_CHALLENGE_.
Find each line with "handle" and copy it.

___ EXCERPTED RECORDS ___

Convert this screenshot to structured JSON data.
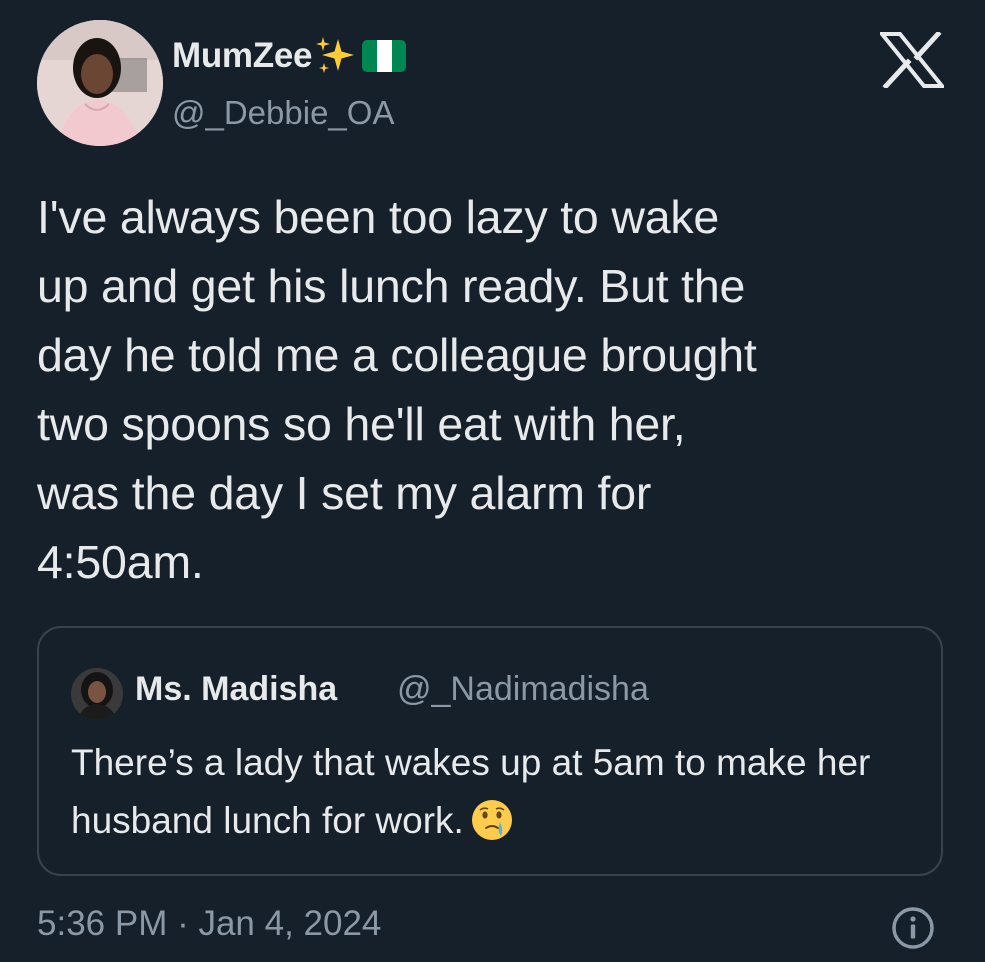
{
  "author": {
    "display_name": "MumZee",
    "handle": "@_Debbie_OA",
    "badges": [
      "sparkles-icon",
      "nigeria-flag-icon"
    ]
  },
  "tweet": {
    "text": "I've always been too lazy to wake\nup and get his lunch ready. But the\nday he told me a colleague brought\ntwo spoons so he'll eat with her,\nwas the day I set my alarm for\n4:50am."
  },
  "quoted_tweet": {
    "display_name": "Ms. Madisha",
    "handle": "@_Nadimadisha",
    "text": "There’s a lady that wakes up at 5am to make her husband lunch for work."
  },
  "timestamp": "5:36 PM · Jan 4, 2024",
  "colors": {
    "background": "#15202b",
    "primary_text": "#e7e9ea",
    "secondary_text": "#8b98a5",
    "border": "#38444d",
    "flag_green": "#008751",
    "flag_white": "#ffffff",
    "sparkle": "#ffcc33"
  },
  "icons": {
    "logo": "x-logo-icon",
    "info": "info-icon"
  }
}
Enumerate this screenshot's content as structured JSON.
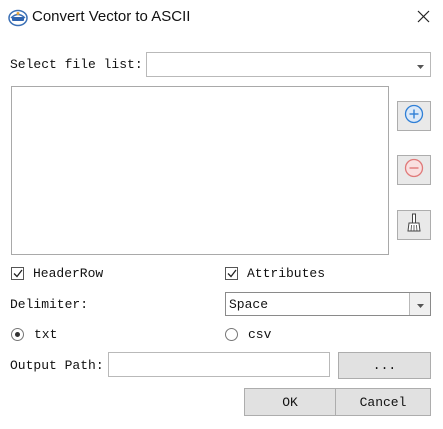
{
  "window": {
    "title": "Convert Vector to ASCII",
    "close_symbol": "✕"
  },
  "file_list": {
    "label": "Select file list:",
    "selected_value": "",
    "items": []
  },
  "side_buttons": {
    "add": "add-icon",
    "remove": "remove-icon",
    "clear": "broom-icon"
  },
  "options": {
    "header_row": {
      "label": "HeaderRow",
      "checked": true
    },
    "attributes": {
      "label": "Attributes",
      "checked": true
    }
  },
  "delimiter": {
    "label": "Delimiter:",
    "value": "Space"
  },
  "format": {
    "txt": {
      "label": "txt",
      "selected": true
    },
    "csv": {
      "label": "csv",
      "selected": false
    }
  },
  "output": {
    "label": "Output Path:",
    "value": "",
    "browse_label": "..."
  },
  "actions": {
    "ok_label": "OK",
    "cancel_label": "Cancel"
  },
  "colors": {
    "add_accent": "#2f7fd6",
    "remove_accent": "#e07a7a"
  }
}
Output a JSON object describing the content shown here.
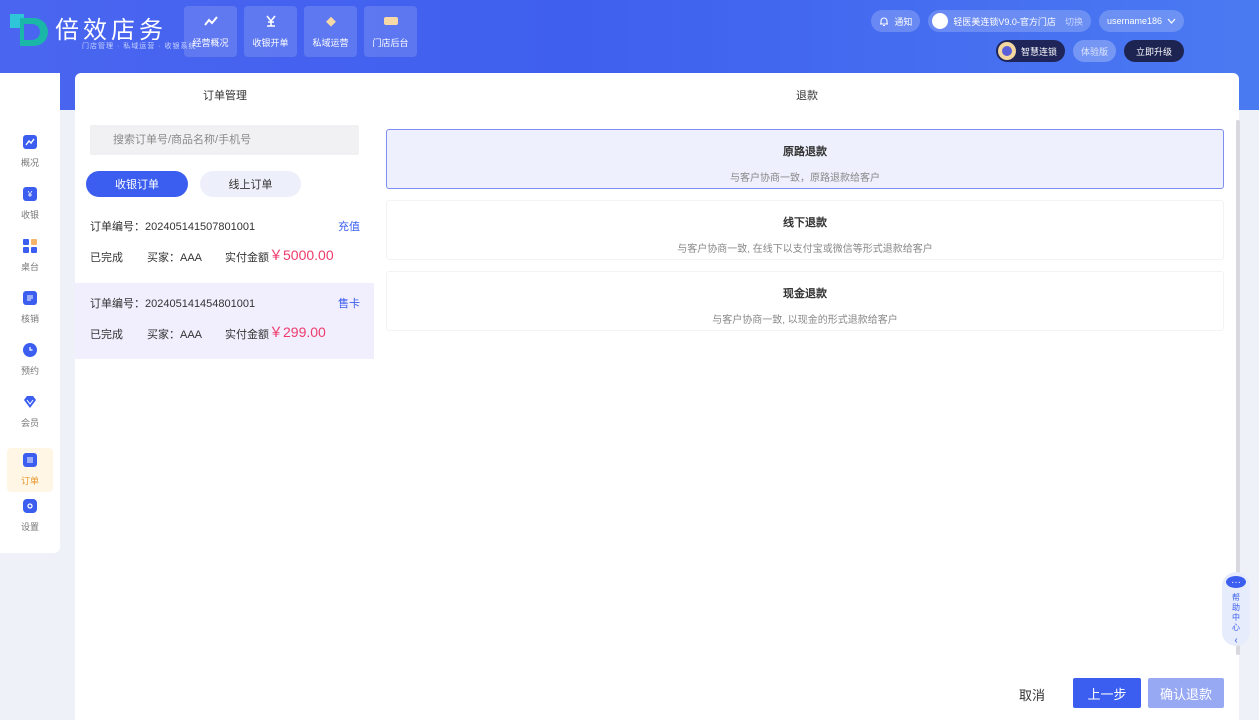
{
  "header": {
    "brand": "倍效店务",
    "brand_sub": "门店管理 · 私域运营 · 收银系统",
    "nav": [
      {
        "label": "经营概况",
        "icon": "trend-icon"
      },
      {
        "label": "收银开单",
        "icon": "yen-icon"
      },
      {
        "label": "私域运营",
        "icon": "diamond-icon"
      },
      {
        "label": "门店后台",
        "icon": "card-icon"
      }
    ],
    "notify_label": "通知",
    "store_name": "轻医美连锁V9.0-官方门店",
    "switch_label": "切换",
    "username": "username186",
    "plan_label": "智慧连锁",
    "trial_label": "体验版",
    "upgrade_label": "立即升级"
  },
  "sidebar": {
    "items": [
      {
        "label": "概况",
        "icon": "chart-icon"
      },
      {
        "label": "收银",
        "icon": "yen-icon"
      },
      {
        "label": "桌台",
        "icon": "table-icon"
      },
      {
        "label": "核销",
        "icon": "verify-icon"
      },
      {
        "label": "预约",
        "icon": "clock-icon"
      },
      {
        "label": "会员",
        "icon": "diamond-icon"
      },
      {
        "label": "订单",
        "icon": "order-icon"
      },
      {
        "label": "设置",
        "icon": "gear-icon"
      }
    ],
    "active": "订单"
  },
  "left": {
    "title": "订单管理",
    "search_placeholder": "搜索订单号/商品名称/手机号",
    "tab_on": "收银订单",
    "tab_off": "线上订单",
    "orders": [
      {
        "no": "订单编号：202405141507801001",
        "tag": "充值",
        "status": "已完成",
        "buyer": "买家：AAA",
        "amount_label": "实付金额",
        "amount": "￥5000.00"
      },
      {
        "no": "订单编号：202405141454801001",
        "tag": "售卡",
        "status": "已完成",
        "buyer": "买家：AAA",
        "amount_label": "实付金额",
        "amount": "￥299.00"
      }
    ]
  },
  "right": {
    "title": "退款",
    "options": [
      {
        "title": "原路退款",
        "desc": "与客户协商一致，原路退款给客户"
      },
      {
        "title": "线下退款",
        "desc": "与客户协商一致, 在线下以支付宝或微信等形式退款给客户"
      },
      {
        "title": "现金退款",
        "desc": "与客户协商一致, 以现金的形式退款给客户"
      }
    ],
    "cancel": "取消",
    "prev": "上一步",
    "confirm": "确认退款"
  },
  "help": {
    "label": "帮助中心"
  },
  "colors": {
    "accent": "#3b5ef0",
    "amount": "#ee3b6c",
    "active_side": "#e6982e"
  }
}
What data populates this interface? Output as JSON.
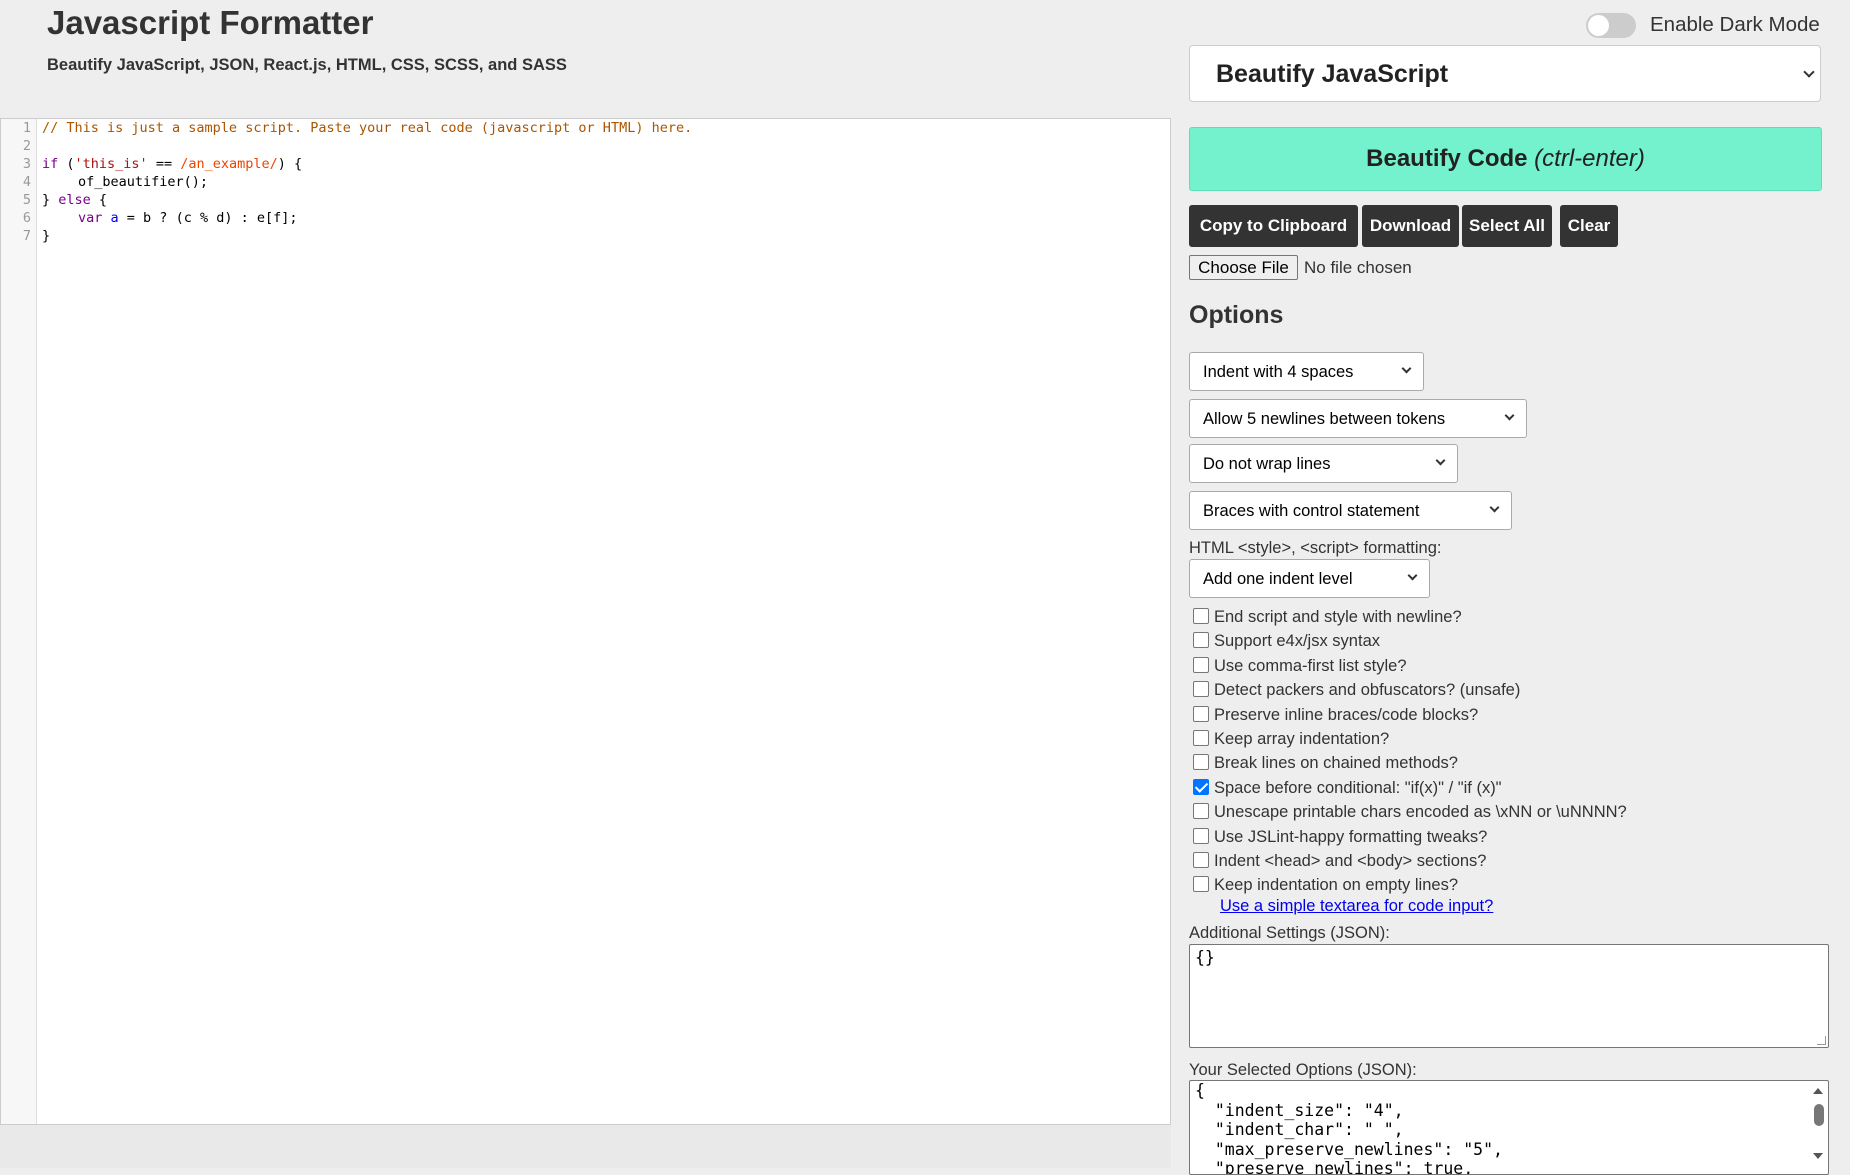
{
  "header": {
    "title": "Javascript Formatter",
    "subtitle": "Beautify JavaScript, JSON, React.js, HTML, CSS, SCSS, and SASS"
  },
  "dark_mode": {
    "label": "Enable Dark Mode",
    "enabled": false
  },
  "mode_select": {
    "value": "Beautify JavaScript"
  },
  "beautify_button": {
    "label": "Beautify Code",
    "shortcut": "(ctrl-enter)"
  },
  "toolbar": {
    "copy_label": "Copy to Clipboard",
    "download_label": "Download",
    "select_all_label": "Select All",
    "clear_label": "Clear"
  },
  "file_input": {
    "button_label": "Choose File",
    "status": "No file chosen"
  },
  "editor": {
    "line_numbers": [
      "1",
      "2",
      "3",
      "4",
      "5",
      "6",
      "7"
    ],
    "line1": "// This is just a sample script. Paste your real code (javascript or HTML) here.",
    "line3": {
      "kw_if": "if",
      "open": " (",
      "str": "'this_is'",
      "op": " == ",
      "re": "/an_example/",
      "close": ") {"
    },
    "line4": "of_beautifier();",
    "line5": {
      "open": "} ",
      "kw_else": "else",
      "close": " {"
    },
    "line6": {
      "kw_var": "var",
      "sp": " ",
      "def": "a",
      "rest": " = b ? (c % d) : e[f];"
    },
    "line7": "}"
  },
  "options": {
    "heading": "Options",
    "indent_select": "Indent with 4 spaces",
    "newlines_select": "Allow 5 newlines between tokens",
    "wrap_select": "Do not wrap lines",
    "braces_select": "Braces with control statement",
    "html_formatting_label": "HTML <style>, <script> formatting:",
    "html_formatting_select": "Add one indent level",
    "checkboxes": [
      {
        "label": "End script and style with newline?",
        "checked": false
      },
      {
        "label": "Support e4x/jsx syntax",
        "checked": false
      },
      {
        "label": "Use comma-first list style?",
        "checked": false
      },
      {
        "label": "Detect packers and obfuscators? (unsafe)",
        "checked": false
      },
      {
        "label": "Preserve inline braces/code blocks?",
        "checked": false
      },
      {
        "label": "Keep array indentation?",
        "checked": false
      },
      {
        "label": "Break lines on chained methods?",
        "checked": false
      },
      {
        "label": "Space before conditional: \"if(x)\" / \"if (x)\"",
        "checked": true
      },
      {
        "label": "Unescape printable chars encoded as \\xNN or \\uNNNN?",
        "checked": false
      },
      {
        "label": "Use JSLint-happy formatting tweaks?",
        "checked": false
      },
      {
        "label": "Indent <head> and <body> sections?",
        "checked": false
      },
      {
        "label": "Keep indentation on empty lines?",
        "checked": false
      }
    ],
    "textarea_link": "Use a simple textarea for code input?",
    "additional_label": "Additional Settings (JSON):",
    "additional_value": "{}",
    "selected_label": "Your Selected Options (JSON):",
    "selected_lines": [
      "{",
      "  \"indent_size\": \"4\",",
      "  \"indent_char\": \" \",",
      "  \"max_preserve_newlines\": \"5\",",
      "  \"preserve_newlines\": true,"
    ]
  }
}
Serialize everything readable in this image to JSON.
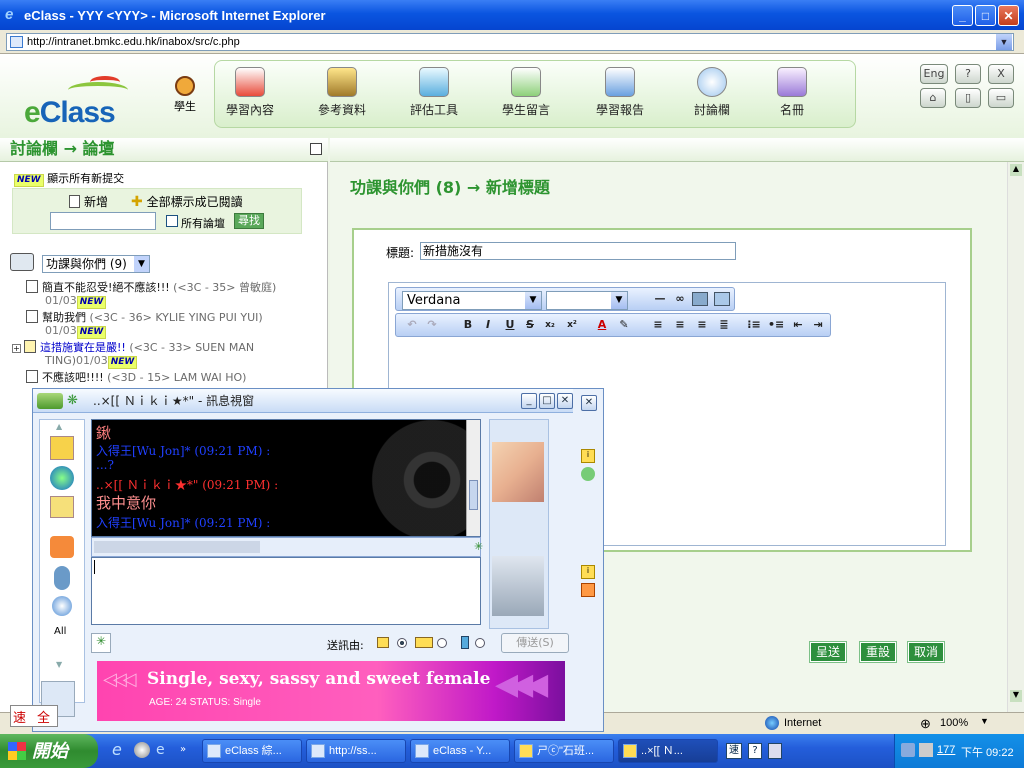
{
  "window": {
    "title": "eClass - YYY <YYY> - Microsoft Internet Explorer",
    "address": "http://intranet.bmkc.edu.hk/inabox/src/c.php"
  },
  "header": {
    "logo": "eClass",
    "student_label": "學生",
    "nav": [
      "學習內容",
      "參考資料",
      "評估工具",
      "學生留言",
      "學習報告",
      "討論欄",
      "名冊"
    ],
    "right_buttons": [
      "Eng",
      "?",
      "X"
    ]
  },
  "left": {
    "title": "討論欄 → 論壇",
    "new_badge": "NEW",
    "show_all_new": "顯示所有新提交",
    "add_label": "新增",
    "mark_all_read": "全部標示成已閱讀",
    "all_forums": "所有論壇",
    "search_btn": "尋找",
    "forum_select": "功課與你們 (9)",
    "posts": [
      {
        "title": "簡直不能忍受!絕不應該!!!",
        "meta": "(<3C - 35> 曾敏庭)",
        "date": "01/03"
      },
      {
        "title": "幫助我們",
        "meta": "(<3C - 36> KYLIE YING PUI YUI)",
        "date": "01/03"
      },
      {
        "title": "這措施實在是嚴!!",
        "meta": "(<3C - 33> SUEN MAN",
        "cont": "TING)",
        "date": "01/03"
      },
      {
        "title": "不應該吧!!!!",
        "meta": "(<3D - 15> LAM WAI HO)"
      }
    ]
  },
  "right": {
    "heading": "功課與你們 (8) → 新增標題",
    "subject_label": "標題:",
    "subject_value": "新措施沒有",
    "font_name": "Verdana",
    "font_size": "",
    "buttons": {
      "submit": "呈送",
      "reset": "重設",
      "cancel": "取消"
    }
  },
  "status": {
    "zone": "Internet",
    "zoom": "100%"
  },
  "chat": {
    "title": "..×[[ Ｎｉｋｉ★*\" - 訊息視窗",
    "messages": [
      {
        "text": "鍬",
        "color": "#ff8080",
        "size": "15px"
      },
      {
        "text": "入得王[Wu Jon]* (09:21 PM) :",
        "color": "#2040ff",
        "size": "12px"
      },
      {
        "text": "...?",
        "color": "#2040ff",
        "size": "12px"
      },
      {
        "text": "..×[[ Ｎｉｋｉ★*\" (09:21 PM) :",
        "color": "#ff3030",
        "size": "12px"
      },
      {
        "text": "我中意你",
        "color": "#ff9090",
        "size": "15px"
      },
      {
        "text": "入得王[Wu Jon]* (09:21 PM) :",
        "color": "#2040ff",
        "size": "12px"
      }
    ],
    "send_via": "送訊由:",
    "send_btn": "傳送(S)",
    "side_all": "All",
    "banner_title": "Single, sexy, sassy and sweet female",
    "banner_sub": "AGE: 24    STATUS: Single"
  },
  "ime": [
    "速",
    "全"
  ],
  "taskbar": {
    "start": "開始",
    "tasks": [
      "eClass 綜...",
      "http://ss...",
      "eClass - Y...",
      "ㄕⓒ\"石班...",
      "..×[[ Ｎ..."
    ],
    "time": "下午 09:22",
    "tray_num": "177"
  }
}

___

_SOLUTION TO THE EXERCISE_.
    "handle": "@_Debbie_OA",
    "handle": "@_Nadimadisha",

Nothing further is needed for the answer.